Stored dataset items

+-------+

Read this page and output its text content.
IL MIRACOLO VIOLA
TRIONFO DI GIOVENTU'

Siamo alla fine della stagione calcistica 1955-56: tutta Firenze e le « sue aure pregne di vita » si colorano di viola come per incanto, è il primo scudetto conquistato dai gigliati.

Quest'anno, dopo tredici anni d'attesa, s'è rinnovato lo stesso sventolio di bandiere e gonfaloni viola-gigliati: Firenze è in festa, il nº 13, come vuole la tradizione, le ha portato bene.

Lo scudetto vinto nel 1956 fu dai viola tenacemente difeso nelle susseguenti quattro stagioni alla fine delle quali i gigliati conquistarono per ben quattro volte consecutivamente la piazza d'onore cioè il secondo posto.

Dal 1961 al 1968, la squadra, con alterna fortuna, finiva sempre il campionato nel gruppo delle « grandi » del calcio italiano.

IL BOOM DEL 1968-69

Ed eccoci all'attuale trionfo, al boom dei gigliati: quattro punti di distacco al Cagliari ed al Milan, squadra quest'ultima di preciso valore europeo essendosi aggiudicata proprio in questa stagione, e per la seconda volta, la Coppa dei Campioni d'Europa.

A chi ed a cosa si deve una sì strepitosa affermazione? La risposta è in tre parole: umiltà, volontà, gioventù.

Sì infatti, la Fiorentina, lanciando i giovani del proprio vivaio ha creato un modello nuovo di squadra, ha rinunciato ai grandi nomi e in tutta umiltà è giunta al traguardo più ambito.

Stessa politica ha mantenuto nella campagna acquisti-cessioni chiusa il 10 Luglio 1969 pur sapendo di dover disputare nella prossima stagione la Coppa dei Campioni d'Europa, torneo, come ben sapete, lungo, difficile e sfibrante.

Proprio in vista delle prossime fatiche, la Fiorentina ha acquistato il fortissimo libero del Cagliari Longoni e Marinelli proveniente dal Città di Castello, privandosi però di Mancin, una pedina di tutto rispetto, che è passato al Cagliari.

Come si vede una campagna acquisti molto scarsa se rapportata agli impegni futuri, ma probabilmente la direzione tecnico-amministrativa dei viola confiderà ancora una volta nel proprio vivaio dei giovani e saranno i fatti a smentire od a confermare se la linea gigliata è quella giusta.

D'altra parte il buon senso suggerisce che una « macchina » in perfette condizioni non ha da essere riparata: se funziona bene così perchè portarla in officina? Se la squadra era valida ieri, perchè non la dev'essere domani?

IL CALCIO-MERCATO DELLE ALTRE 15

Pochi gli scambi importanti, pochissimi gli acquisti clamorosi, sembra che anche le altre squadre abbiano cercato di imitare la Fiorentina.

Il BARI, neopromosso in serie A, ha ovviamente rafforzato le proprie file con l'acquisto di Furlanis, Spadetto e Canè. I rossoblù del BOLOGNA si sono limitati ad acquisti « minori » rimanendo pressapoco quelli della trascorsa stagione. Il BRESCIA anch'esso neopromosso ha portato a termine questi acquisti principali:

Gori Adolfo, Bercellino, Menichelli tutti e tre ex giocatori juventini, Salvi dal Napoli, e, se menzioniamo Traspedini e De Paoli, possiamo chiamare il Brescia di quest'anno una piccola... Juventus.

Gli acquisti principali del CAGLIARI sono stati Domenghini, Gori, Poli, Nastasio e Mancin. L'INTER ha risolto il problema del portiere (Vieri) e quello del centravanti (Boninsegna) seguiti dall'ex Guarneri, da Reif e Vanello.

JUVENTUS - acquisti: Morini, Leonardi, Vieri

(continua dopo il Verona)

+-------+

Every line of the data above should be reproduced word for word.

Read this page and output its text content.
IL MIRACOLO VIOLA
TRIONFO DI GIOVENTU'

Siamo alla fine della stagione calcistica 1955-56: tutta Firenze e le « sue aure pregne di vita » si colorano di viola come per incanto, è il primo scudetto conquistato dai gigliati.

Quest'anno, dopo tredici anni d'attesa, s'è rinnovato lo stesso sventolio di bandiere e gonfaloni viola-gigliati: Firenze è in festa, il nº 13, come vuole la tradizione, le ha portato bene.

Lo scudetto vinto nel 1956 fu dai viola tenacemente difeso nelle susseguenti quattro stagioni alla fine delle quali i gigliati conquistarono per ben quattro volte consecutivamente la piazza d'onore cioè il secondo posto.

Dal 1961 al 1968, la squadra, con alterna fortuna, finiva sempre il campionato nel gruppo delle « grandi » del calcio italiano.

IL BOOM DEL 1968-69

Ed eccoci all'attuale trionfo, al boom dei gigliati: quattro punti di distacco al Cagliari ed al Milan, squadra quest'ultima di preciso valore europeo essendosi aggiudicata proprio in questa stagione, e per la seconda volta, la Coppa dei Campioni d'Europa.

A chi ed a cosa si deve una sì strepitosa affermazione? La risposta è in tre parole: umiltà, volontà, gioventù.

Sì infatti, la Fiorentina, lanciando i giovani del proprio vivaio ha creato un modello nuovo di squadra, ha rinunciato ai grandi nomi e in tutta umiltà è giunta al traguardo più ambito.

Stessa politica ha mantenuto nella campagna acquisti-cessioni chiusa il 10 Luglio 1969 pur sapendo di dover disputare nella prossima stagione la Coppa dei Campioni d'Europa, torneo, come ben sapete, lungo, difficile e sfibrante.

Proprio in vista delle prossime fatiche, la Fiorentina ha acquistato il fortissimo libero del Cagliari Longoni e Marinelli proveniente dal Città di Castello, privandosi però di Mancin, una pedina di tutto rispetto, che è passato al Cagliari.

Come si vede una campagna acquisti molto scarsa se rapportata agli impegni futuri, ma probabilmente la direzione tecnico-amministrativa dei viola confiderà ancora una volta nel proprio vivaio dei giovani e saranno i fatti a smentire od a confermare se la linea gigliata è quella giusta.

D'altra parte il buon senso suggerisce che una « macchina » in perfette condizioni non ha da essere riparata: se funziona bene così perchè portarla in officina? Se la squadra era valida ieri, perchè non la dev'essere domani?

IL CALCIO-MERCATO DELLE ALTRE 15

Pochi gli scambi importanti, pochissimi gli acquisti clamorosi, sembra che anche le altre squadre abbiano cercato di imitare la Fiorentina.

Il BARI, neopromosso in serie A, ha ovviamente rafforzato le proprie file con l'acquisto di Furlanis, Spadetto e Canè. I rossoblù del BOLOGNA si sono limitati ad acquisti « minori » rimanendo pressapoco quelli della trascorsa stagione. Il BRESCIA anch'esso neopromosso ha portato a termine questi acquisti principali:

Gori Adolfo, Bercellino, Menichelli tutti e tre ex giocatori juventini, Salvi dal Napoli, e, se menzioniamo Traspedini e De Paoli, possiamo chiamare il Brescia di quest'anno una piccola... Juventus.

Gli acquisti principali del CAGLIARI sono stati Domenghini, Gori, Poli, Nastasio e Mancin. L'INTER ha risolto il problema del portiere (Vieri) e quello del centravanti (Boninsegna) seguiti dall'ex Guarneri, da Reif e Vanello.

JUVENTUS - acquisti: Morini, Leonardi, Vieri

(continua dopo il Verona)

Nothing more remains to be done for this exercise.